What the task requires: Scan the data. Collect each line that contains the word "我第一次做老师".

= = =

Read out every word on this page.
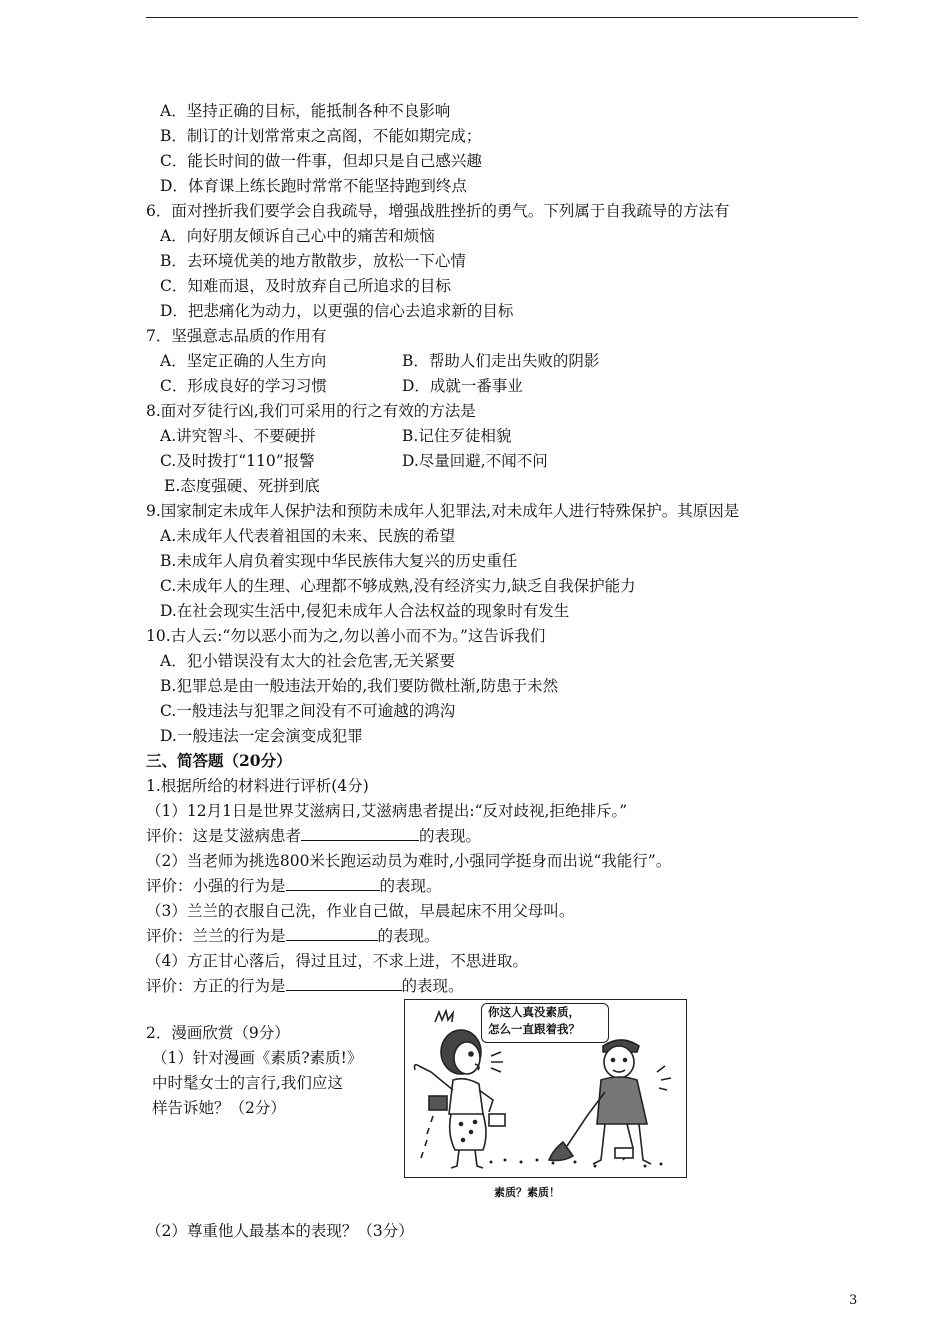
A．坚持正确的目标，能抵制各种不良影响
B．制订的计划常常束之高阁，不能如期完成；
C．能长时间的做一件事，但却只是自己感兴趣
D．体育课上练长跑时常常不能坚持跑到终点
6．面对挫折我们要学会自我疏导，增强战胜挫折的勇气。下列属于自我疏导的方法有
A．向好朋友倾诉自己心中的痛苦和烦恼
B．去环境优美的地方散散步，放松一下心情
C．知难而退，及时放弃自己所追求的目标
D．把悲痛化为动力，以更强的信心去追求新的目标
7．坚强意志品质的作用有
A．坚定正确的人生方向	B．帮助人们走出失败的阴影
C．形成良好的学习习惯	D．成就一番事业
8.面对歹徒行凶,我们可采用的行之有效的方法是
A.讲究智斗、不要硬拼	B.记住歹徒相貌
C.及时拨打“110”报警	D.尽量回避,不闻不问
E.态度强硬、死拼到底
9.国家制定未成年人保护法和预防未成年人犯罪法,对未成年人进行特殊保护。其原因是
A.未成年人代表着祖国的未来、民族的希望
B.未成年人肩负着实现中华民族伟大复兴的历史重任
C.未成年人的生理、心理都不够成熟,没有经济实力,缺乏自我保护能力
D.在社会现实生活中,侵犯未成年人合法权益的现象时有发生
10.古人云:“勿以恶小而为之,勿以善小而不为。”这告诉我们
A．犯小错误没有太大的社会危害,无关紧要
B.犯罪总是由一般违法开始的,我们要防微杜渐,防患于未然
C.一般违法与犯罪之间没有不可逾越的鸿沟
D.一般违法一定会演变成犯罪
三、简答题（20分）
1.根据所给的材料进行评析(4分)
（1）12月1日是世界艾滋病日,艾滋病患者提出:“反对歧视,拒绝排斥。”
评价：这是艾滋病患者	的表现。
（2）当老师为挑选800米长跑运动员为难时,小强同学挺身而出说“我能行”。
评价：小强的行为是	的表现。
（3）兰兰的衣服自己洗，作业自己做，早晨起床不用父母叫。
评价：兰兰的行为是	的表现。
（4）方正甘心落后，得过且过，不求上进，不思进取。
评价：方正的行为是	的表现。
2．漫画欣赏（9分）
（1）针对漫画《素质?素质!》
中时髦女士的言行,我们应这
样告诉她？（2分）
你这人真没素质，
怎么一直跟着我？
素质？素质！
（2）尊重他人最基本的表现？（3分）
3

= = =

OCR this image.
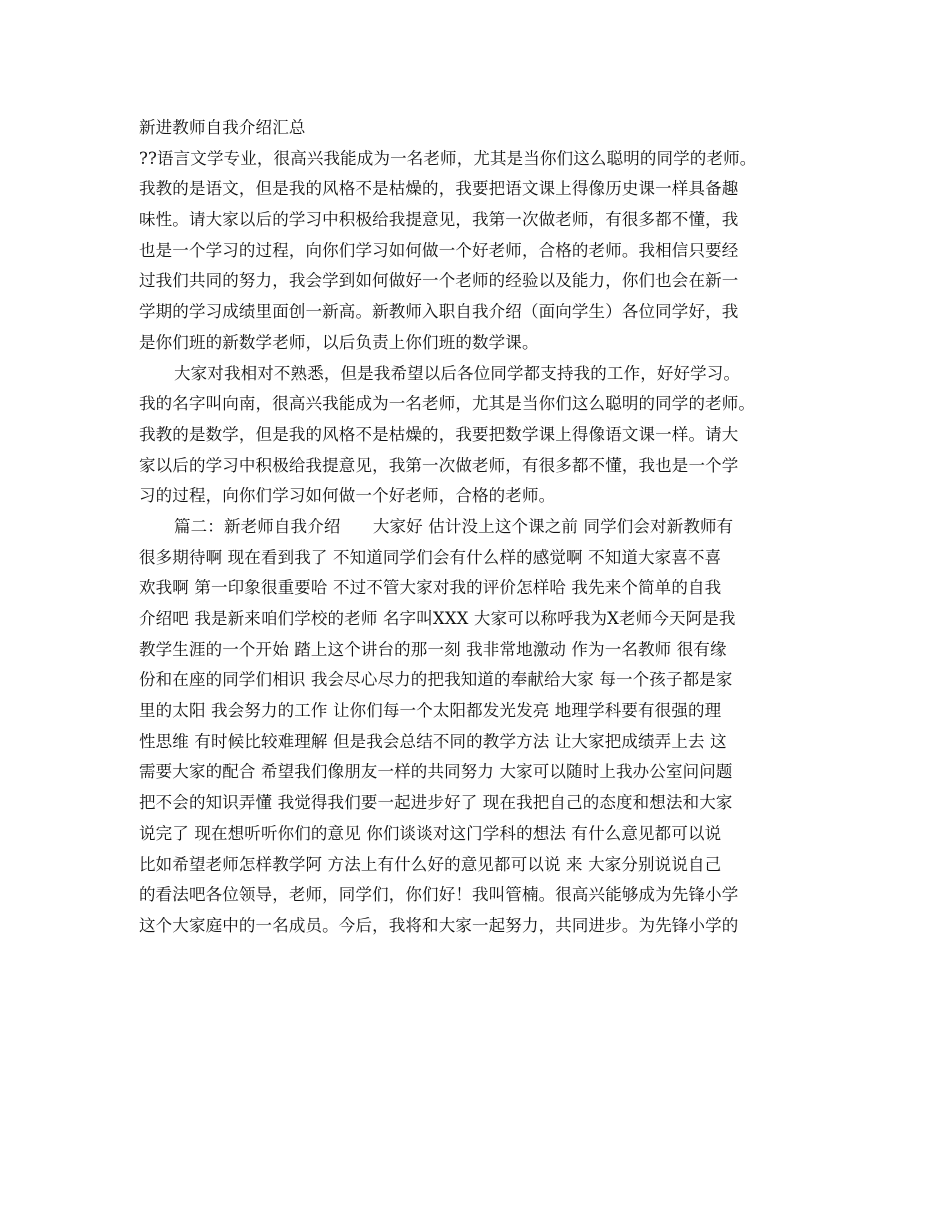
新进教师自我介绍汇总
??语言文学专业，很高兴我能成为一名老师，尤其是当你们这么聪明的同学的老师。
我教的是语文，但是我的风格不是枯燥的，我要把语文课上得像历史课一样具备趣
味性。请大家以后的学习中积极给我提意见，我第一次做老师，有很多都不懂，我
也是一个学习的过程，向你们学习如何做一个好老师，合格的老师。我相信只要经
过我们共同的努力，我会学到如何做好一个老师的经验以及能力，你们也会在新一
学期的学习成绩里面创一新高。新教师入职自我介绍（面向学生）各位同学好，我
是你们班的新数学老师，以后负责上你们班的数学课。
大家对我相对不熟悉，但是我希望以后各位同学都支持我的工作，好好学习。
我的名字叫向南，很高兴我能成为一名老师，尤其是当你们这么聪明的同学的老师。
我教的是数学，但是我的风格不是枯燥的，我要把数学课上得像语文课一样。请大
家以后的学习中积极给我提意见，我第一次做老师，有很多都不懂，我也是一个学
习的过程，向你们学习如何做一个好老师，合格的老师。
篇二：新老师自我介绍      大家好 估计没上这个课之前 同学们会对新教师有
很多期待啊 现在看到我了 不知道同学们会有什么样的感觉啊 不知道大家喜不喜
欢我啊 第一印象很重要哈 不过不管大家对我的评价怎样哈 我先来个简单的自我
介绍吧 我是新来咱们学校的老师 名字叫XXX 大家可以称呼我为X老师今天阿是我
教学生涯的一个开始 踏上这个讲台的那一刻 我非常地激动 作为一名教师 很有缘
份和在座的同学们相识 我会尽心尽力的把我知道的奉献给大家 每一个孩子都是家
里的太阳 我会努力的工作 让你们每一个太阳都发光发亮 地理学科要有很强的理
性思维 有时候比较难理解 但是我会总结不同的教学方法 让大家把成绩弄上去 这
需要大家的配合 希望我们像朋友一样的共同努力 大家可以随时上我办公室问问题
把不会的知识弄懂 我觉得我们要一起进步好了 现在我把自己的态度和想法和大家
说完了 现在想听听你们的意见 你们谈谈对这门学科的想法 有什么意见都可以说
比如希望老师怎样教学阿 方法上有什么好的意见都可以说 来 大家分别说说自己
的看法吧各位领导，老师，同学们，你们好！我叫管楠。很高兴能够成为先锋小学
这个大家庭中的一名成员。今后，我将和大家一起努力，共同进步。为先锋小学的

= = =

The answer:
味性。请大家以后的学习中积极给我提意见，我第一次做老师，有很多都不懂，我
家以后的学习中积极给我提意见，我第一次做老师，有很多都不懂，我也是一个学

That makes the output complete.